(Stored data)
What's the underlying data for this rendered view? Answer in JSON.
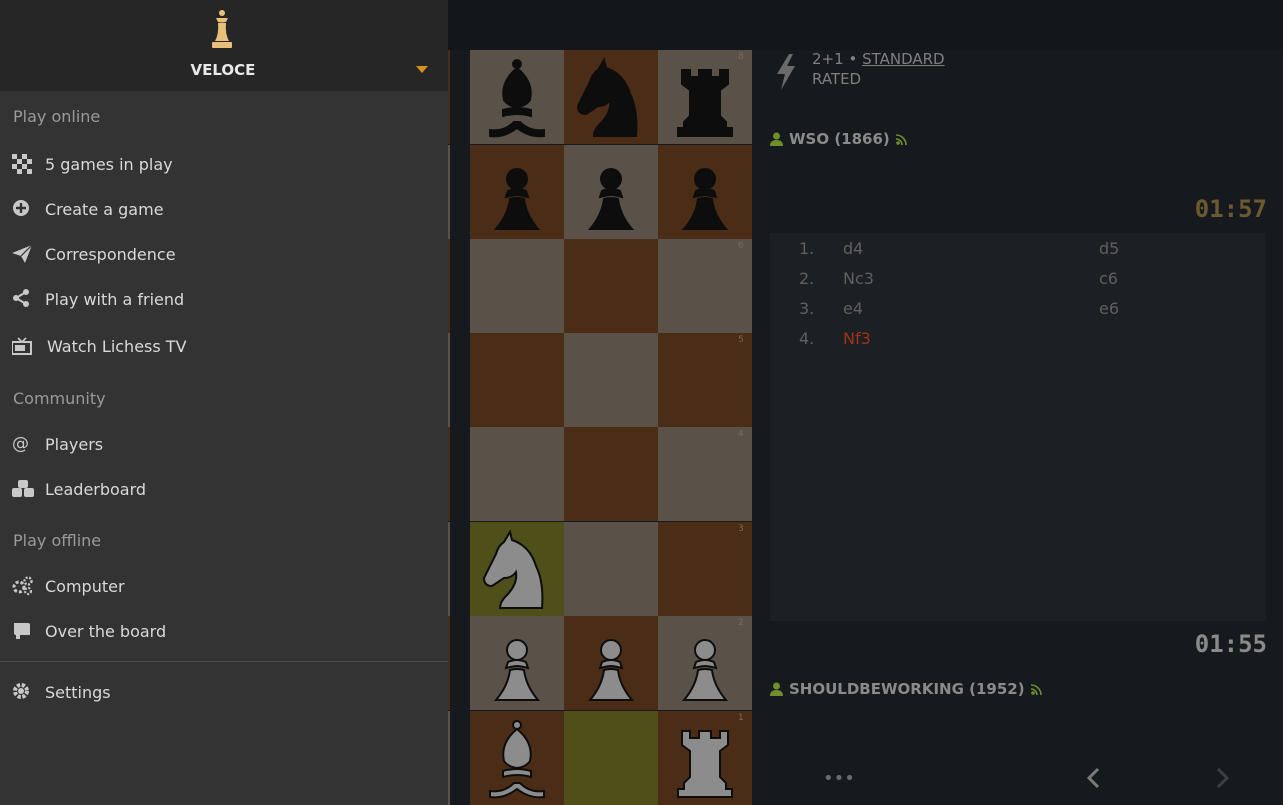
{
  "menu": {
    "username": "VELOCE",
    "sections": [
      {
        "title": "Play online",
        "items": [
          {
            "label": "5 games in play",
            "icon": "checkerboard-icon"
          },
          {
            "label": "Create a game",
            "icon": "plus-circle-icon"
          },
          {
            "label": "Correspondence",
            "icon": "paper-plane-icon"
          },
          {
            "label": "Play with a friend",
            "icon": "share-icon"
          },
          {
            "label": "Watch Lichess TV",
            "icon": "tv-icon"
          }
        ]
      },
      {
        "title": "Community",
        "items": [
          {
            "label": "Players",
            "icon": "at-icon"
          },
          {
            "label": "Leaderboard",
            "icon": "leaderboard-icon"
          }
        ]
      },
      {
        "title": "Play offline",
        "items": [
          {
            "label": "Computer",
            "icon": "gears-icon"
          },
          {
            "label": "Over the board",
            "icon": "board-icon"
          }
        ]
      }
    ],
    "settings": {
      "label": "Settings",
      "icon": "gear-icon"
    }
  },
  "game": {
    "time_control": "2+1",
    "separator": "•",
    "variant": "STANDARD",
    "rated": "RATED",
    "top_player": "WSO (1866)",
    "bottom_player": "SHOULDBEWORKING (1952)",
    "top_clock": "01:57",
    "bottom_clock": "01:55",
    "more_label": "•••",
    "moves": [
      {
        "num": "1.",
        "white": "d4",
        "black": "d5"
      },
      {
        "num": "2.",
        "white": "Nc3",
        "black": "c6"
      },
      {
        "num": "3.",
        "white": "e4",
        "black": "e6"
      },
      {
        "num": "4.",
        "white": "Nf3",
        "black": ""
      }
    ],
    "active_move_color": "#a33214",
    "board_ranks": [
      "8",
      "6",
      "5",
      "4",
      "3",
      "2",
      "1"
    ]
  },
  "colors": {
    "menu_bg": "#333333",
    "menu_header_bg": "#262626",
    "accent": "#d59120",
    "online_green": "#6f8f2a"
  }
}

To be done:
Retype the data above exactly; pictures are not part of the copy.

Exercise answer:
What's the underlying data for this rendered view? Answer in JSON.
{
  "menu": {
    "username": "VELOCE",
    "sections": [
      {
        "title": "Play online",
        "items": [
          {
            "label": "5 games in play",
            "icon": "checkerboard-icon"
          },
          {
            "label": "Create a game",
            "icon": "plus-circle-icon"
          },
          {
            "label": "Correspondence",
            "icon": "paper-plane-icon"
          },
          {
            "label": "Play with a friend",
            "icon": "share-icon"
          },
          {
            "label": "Watch Lichess TV",
            "icon": "tv-icon"
          }
        ]
      },
      {
        "title": "Community",
        "items": [
          {
            "label": "Players",
            "icon": "at-icon"
          },
          {
            "label": "Leaderboard",
            "icon": "leaderboard-icon"
          }
        ]
      },
      {
        "title": "Play offline",
        "items": [
          {
            "label": "Computer",
            "icon": "gears-icon"
          },
          {
            "label": "Over the board",
            "icon": "board-icon"
          }
        ]
      }
    ],
    "settings": {
      "label": "Settings",
      "icon": "gear-icon"
    }
  },
  "game": {
    "time_control": "2+1",
    "separator": "•",
    "variant": "STANDARD",
    "rated": "RATED",
    "top_player": "WSO (1866)",
    "bottom_player": "SHOULDBEWORKING (1952)",
    "top_clock": "01:57",
    "bottom_clock": "01:55",
    "more_label": "•••",
    "moves": [
      {
        "num": "1.",
        "white": "d4",
        "black": "d5"
      },
      {
        "num": "2.",
        "white": "Nc3",
        "black": "c6"
      },
      {
        "num": "3.",
        "white": "e4",
        "black": "e6"
      },
      {
        "num": "4.",
        "white": "Nf3",
        "black": ""
      }
    ],
    "active_move_color": "#a33214",
    "board_ranks": [
      "8",
      "6",
      "5",
      "4",
      "3",
      "2",
      "1"
    ]
  },
  "colors": {
    "menu_bg": "#333333",
    "menu_header_bg": "#262626",
    "accent": "#d59120",
    "online_green": "#6f8f2a"
  }
}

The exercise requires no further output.